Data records
+ + + + + + +
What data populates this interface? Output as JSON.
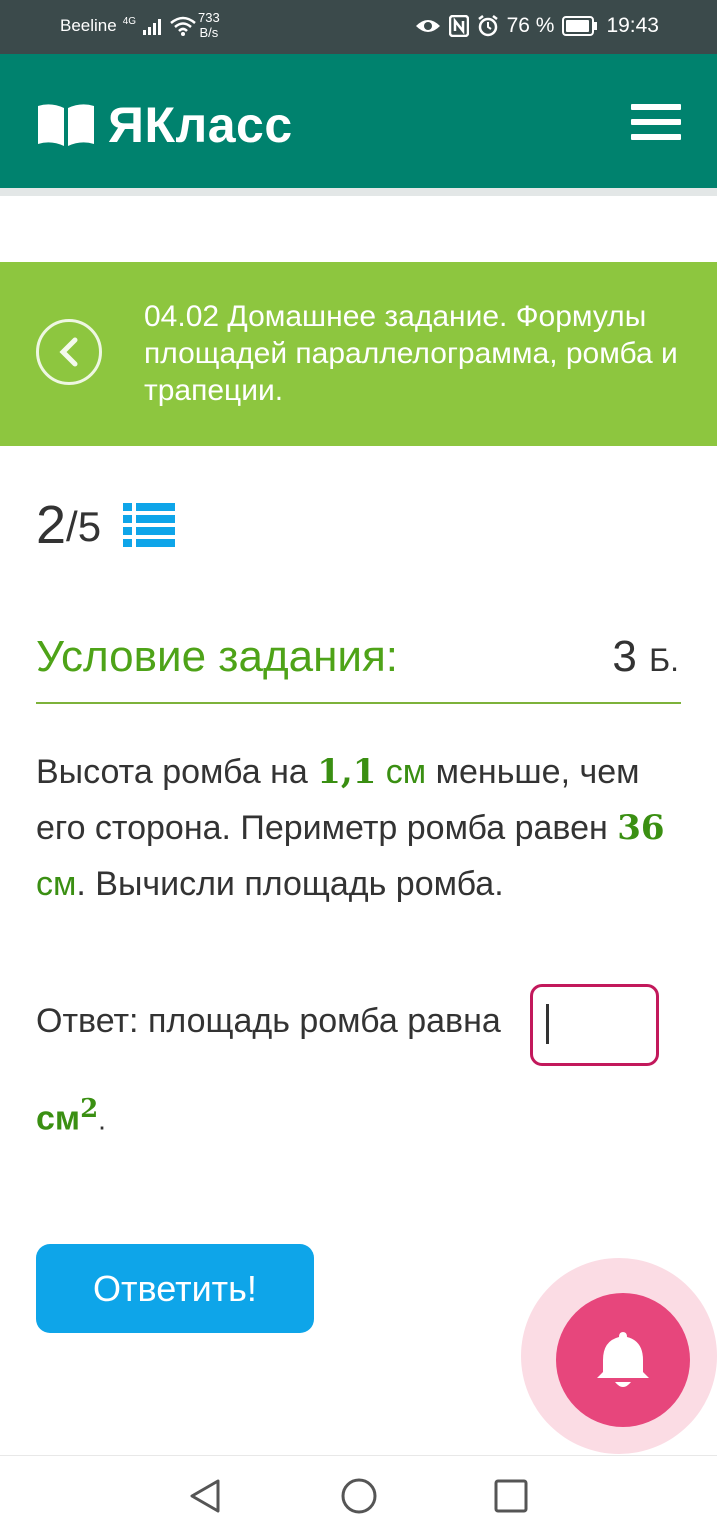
{
  "status_bar": {
    "carrier": "Beeline",
    "net_type": "4G",
    "speed_value": "733",
    "speed_unit": "B/s",
    "battery": "76 %",
    "time": "19:43"
  },
  "app_bar": {
    "logo_text": "ЯКласс"
  },
  "banner": {
    "title": "04.02 Домашнее задание. Формулы площадей параллелограмма, ромба и трапеции."
  },
  "progress": {
    "current": "2",
    "total": "/5"
  },
  "condition": {
    "title": "Условие задания:",
    "points_value": "3",
    "points_unit": "Б."
  },
  "task": {
    "part1": "Высота ромба на ",
    "num1": "1,1",
    "unit1": " см",
    "part2": " меньше, чем его сторона. Периметр ромба равен ",
    "num2": "36",
    "unit2": " см",
    "part3": ". Вычисли площадь ромба."
  },
  "answer": {
    "label": "Ответ: площадь ромба равна",
    "value": "",
    "unit": "см",
    "unit_power": "2",
    "end_dot": "."
  },
  "submit": {
    "label": "Ответить!"
  },
  "icons": {
    "back": "chevron-left-icon",
    "list": "list-icon",
    "bell": "bell-icon",
    "menu": "menu-icon"
  },
  "colors": {
    "app_bar": "#00826e",
    "banner": "#8dc63f",
    "accent_green": "#4ea318",
    "submit": "#0ea5e9",
    "input_border": "#c2185b",
    "bell": "#e7467c"
  }
}
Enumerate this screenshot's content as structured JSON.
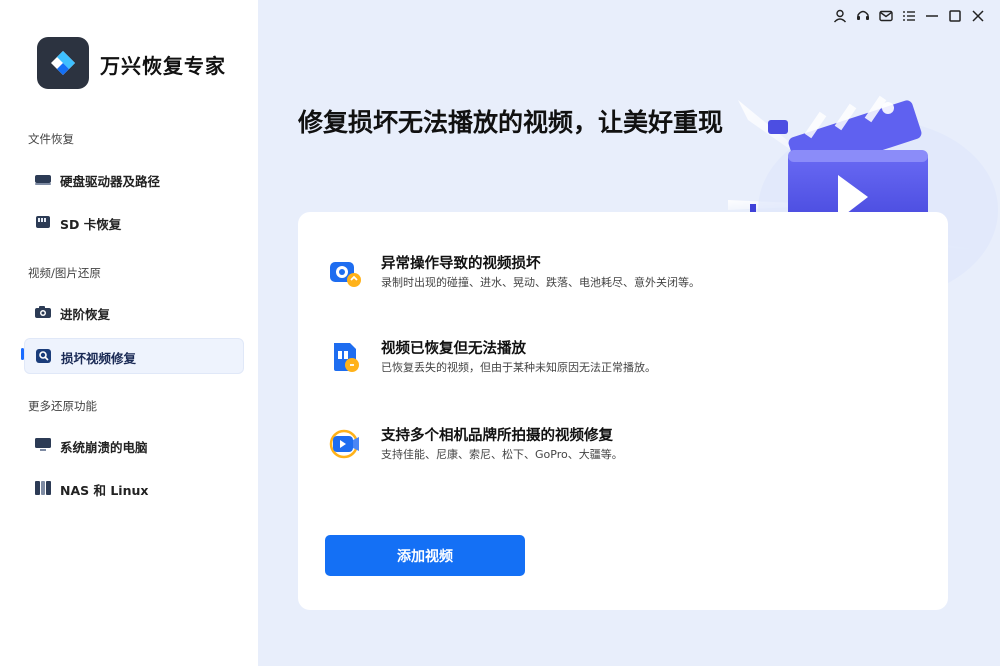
{
  "app": {
    "title": "万兴恢复专家"
  },
  "window": {
    "controls": [
      "account-icon",
      "support-icon",
      "mail-icon",
      "menu-icon",
      "minimize-icon",
      "maximize-icon",
      "close-icon"
    ]
  },
  "sidebar": {
    "sections": [
      {
        "title": "文件恢复",
        "items": [
          {
            "label": "硬盘驱动器及路径",
            "icon": "hard-drive-icon"
          },
          {
            "label": "SD 卡恢复",
            "icon": "sd-card-icon"
          }
        ]
      },
      {
        "title": "视频/图片还原",
        "items": [
          {
            "label": "进阶恢复",
            "icon": "camera-icon"
          },
          {
            "label": "损坏视频修复",
            "icon": "video-repair-icon",
            "active": true
          }
        ]
      },
      {
        "title": "更多还原功能",
        "items": [
          {
            "label": "系统崩溃的电脑",
            "icon": "monitor-icon"
          },
          {
            "label": "NAS 和 Linux",
            "icon": "nas-icon"
          }
        ]
      }
    ]
  },
  "main": {
    "headline": "修复损坏无法播放的视频，让美好重现",
    "features": [
      {
        "title": "异常操作导致的视频损坏",
        "desc": "录制时出现的碰撞、进水、晃动、跌落、电池耗尽、意外关闭等。",
        "icon": "camera-damage-icon"
      },
      {
        "title": "视频已恢复但无法播放",
        "desc": "已恢复丢失的视频，但由于某种未知原因无法正常播放。",
        "icon": "video-file-icon"
      },
      {
        "title": "支持多个相机品牌所拍摄的视频修复",
        "desc": "支持佳能、尼康、索尼、松下、GoPro、大疆等。",
        "icon": "video-camera-icon"
      }
    ],
    "add_button": "添加视频"
  },
  "colors": {
    "accent": "#1470f5",
    "main_bg": "#e8eefb",
    "sidebar_bg": "#ffffff",
    "hero_purple": "#5b5cf0"
  }
}
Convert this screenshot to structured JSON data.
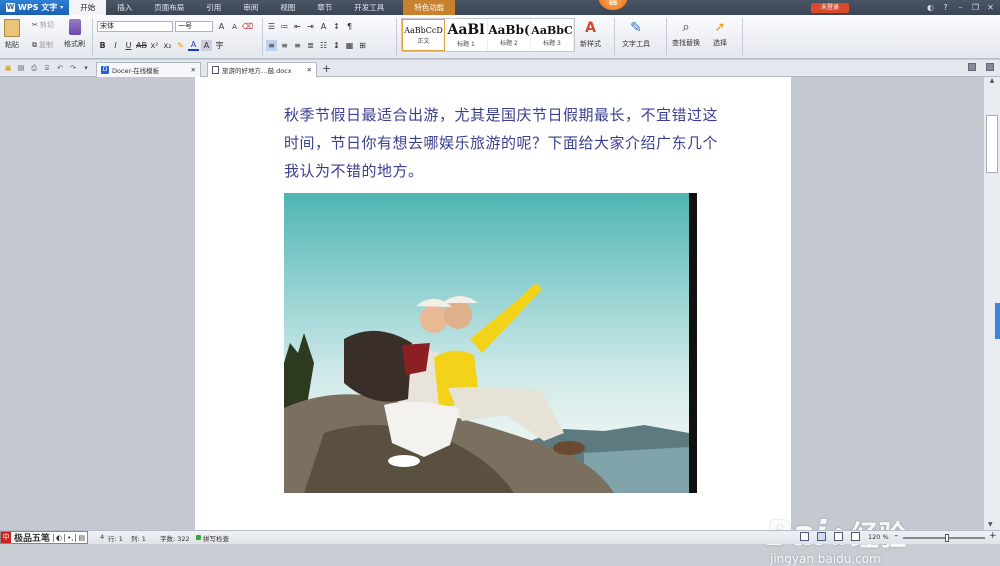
{
  "app": {
    "name": "WPS 文字",
    "badge": "68",
    "login": "未登录"
  },
  "menu": [
    "开始",
    "插入",
    "页面布局",
    "引用",
    "审阅",
    "视图",
    "章节",
    "开发工具",
    "特色功能"
  ],
  "toolbar": {
    "paste": "粘贴",
    "cut": "剪切",
    "copy": "复制",
    "format_painter": "格式刷",
    "font": "宋体",
    "font_size": "一号",
    "styles": [
      {
        "sample": "AaBbCcD",
        "name": "正文"
      },
      {
        "sample": "AaBl",
        "name": "标题 1"
      },
      {
        "sample": "AaBb(",
        "name": "标题 2"
      },
      {
        "sample": "AaBbC",
        "name": "标题 3"
      }
    ],
    "new_style": "新样式",
    "text_tools": "文字工具",
    "find_replace": "查找替换",
    "select": "选择"
  },
  "tabs": [
    {
      "label": "Docer-在线模板"
    },
    {
      "label": "旅游的好地方…鼓.docx"
    }
  ],
  "document": {
    "paragraph": "秋季节假日最适合出游，尤其是国庆节日假期最长，不宜错过这时间，节日你有想去哪娱乐旅游的呢？下面给大家介绍广东几个我认为不错的地方。"
  },
  "status": {
    "ime": "极品五笔",
    "page": "4",
    "row": "行: 1",
    "col": "列: 1",
    "words": "字数: 322",
    "spell": "拼写检查",
    "zoom": "120 %"
  },
  "watermark": {
    "brand": "Bai",
    "cn": "经验",
    "url": "jingyan.baidu.com"
  }
}
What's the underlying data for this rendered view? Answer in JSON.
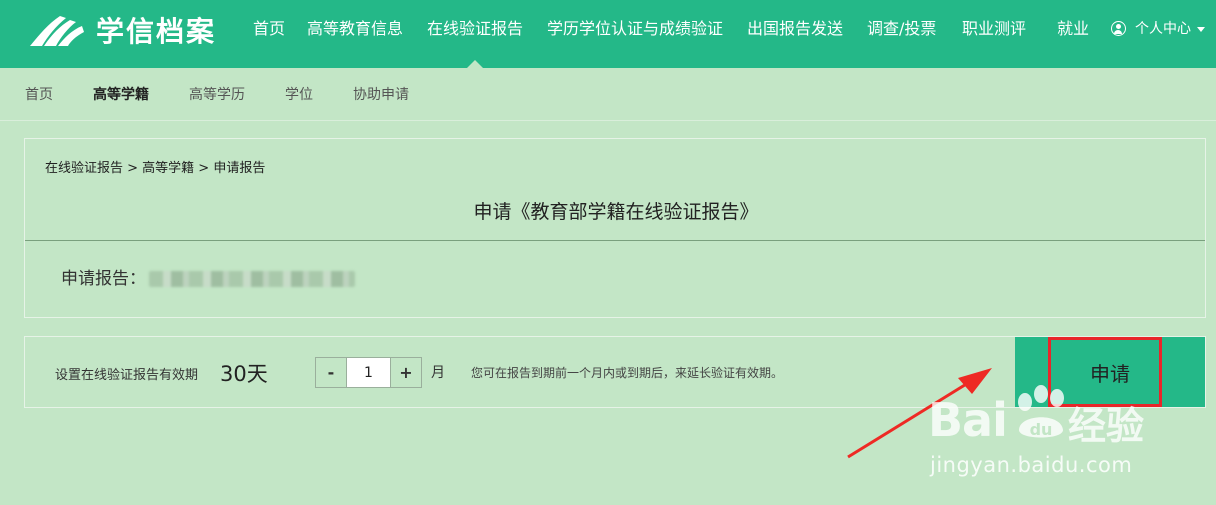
{
  "header": {
    "brand": "学信档案",
    "nav": [
      "首页",
      "高等教育信息",
      "在线验证报告",
      "学历学位认证与成绩验证",
      "出国报告发送",
      "调查/投票",
      "职业测评",
      "就业"
    ],
    "active_nav": "在线验证报告",
    "user_menu": "个人中心"
  },
  "subnav": {
    "items": [
      "首页",
      "高等学籍",
      "高等学历",
      "学位",
      "协助申请"
    ],
    "active": "高等学籍"
  },
  "report": {
    "breadcrumb": "在线验证报告 > 高等学籍 > 申请报告",
    "title": "申请《教育部学籍在线验证报告》",
    "apply_label": "申请报告："
  },
  "validity": {
    "label": "设置在线验证报告有效期",
    "days": "30天",
    "decrement": "-",
    "months": "1",
    "increment": "+",
    "unit": "月",
    "hint": "您可在报告到期前一个月内或到期后，来延长验证有效期。",
    "apply_button": "申请"
  },
  "watermark": {
    "logo": "Bai",
    "logo_tail": "du",
    "brand": "经验",
    "url": "jingyan.baidu.com"
  },
  "colors": {
    "header": "#24b888",
    "page_bg": "#c3e6c6",
    "highlight": "#e8262a"
  }
}
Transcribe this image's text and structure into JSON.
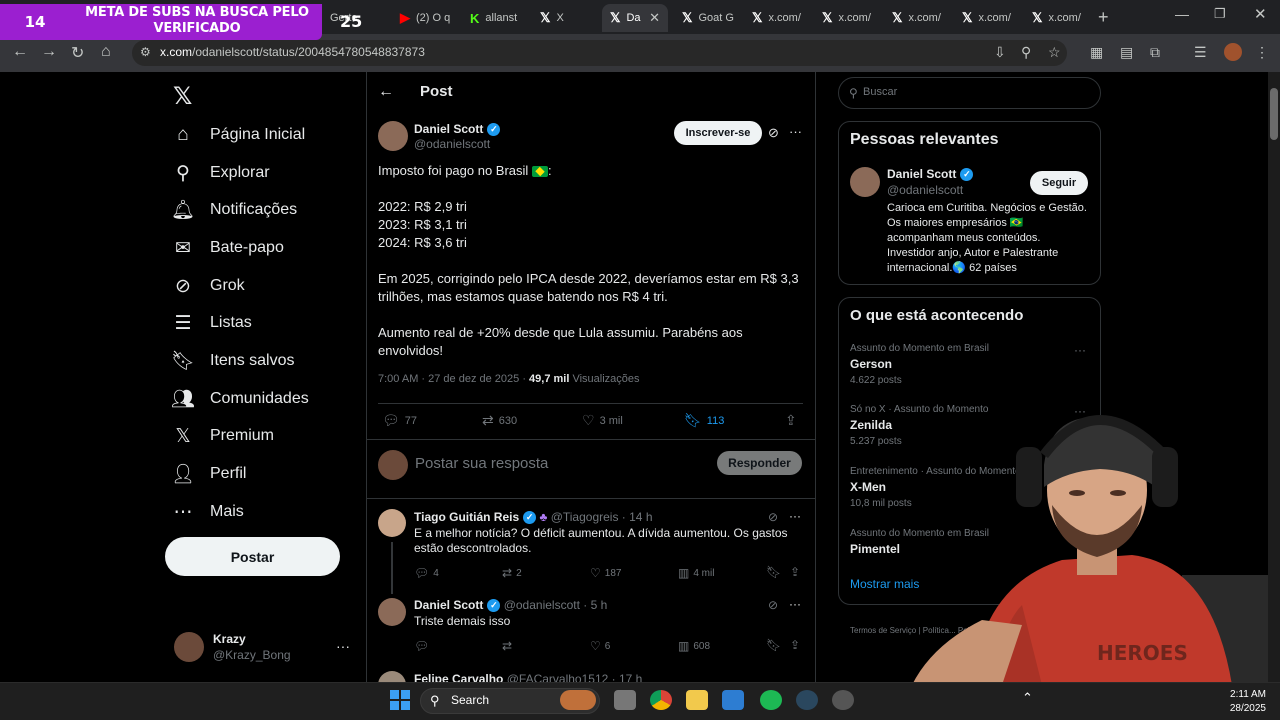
+ + + + + + +
## Required work
Scan the material above for the string "video" and report each line where you find it.

## Response below
            "icon": "video-repair-icon",
        "icon": "video-file-icon"
        "icon": "video-camera-icon"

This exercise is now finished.